Dataset rows about figures
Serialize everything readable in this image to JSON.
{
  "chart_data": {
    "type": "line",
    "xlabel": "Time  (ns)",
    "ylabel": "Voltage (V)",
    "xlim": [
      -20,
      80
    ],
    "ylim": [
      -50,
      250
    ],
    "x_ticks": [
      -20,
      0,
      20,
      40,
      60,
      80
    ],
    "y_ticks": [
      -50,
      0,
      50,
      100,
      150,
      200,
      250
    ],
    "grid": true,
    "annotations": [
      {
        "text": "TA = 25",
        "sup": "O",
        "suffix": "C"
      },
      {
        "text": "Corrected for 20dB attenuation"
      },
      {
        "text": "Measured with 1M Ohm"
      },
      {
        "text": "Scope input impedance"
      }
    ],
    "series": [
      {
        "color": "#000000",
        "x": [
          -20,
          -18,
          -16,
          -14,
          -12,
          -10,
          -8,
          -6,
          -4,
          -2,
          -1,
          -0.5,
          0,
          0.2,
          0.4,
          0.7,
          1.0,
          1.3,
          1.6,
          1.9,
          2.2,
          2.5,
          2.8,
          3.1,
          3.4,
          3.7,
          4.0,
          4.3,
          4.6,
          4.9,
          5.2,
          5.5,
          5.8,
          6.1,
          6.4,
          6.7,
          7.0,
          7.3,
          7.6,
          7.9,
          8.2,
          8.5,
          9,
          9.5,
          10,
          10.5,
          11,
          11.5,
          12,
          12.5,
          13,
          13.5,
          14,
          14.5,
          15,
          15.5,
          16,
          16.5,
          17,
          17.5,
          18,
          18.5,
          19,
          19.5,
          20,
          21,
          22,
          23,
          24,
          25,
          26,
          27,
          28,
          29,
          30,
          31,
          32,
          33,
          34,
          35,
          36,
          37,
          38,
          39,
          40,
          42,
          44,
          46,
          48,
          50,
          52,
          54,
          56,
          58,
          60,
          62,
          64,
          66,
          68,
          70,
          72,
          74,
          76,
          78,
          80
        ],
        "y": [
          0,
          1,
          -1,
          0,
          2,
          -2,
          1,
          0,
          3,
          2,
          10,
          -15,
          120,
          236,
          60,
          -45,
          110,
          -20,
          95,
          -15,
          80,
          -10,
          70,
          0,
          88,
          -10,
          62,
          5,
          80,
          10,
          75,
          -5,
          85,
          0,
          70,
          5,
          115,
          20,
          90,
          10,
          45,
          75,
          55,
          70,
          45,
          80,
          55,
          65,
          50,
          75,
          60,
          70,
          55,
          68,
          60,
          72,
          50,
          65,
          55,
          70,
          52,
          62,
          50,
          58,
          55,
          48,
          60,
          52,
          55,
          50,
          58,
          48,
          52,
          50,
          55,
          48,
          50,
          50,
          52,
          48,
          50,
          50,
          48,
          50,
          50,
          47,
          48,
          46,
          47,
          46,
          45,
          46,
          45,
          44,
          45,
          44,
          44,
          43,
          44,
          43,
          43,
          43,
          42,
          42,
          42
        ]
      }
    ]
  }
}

* _Problem details_
What do the records say? Quote them all exactly.

* _Final result_
Serialize everything readable in this image to JSON.
{
  "chart_data": {
    "type": "line",
    "xlabel": "Time  (ns)",
    "ylabel": "Voltage (V)",
    "xlim": [
      -20,
      80
    ],
    "ylim": [
      -50,
      250
    ],
    "x_ticks": [
      -20,
      0,
      20,
      40,
      60,
      80
    ],
    "y_ticks": [
      -50,
      0,
      50,
      100,
      150,
      200,
      250
    ],
    "grid": true,
    "annotations": [
      {
        "text": "TA = 25",
        "sup": "O",
        "suffix": "C"
      },
      {
        "text": "Corrected for 20dB attenuation"
      },
      {
        "text": "Measured with 1M Ohm"
      },
      {
        "text": "Scope input impedance"
      }
    ],
    "series": [
      {
        "color": "#000000",
        "x": [
          -20,
          -18,
          -16,
          -14,
          -12,
          -10,
          -8,
          -6,
          -4,
          -2,
          -1,
          -0.5,
          0,
          0.2,
          0.4,
          0.7,
          1.0,
          1.3,
          1.6,
          1.9,
          2.2,
          2.5,
          2.8,
          3.1,
          3.4,
          3.7,
          4.0,
          4.3,
          4.6,
          4.9,
          5.2,
          5.5,
          5.8,
          6.1,
          6.4,
          6.7,
          7.0,
          7.3,
          7.6,
          7.9,
          8.2,
          8.5,
          9,
          9.5,
          10,
          10.5,
          11,
          11.5,
          12,
          12.5,
          13,
          13.5,
          14,
          14.5,
          15,
          15.5,
          16,
          16.5,
          17,
          17.5,
          18,
          18.5,
          19,
          19.5,
          20,
          21,
          22,
          23,
          24,
          25,
          26,
          27,
          28,
          29,
          30,
          31,
          32,
          33,
          34,
          35,
          36,
          37,
          38,
          39,
          40,
          42,
          44,
          46,
          48,
          50,
          52,
          54,
          56,
          58,
          60,
          62,
          64,
          66,
          68,
          70,
          72,
          74,
          76,
          78,
          80
        ],
        "y": [
          0,
          1,
          -1,
          0,
          2,
          -2,
          1,
          0,
          3,
          2,
          10,
          -15,
          120,
          236,
          60,
          -45,
          110,
          -20,
          95,
          -15,
          80,
          -10,
          70,
          0,
          88,
          -10,
          62,
          5,
          80,
          10,
          75,
          -5,
          85,
          0,
          70,
          5,
          115,
          20,
          90,
          10,
          45,
          75,
          55,
          70,
          45,
          80,
          55,
          65,
          50,
          75,
          60,
          70,
          55,
          68,
          60,
          72,
          50,
          65,
          55,
          70,
          52,
          62,
          50,
          58,
          55,
          48,
          60,
          52,
          55,
          50,
          58,
          48,
          52,
          50,
          55,
          48,
          50,
          50,
          52,
          48,
          50,
          50,
          48,
          50,
          50,
          47,
          48,
          46,
          47,
          46,
          45,
          46,
          45,
          44,
          45,
          44,
          44,
          43,
          44,
          43,
          43,
          43,
          42,
          42,
          42
        ]
      }
    ]
  }
}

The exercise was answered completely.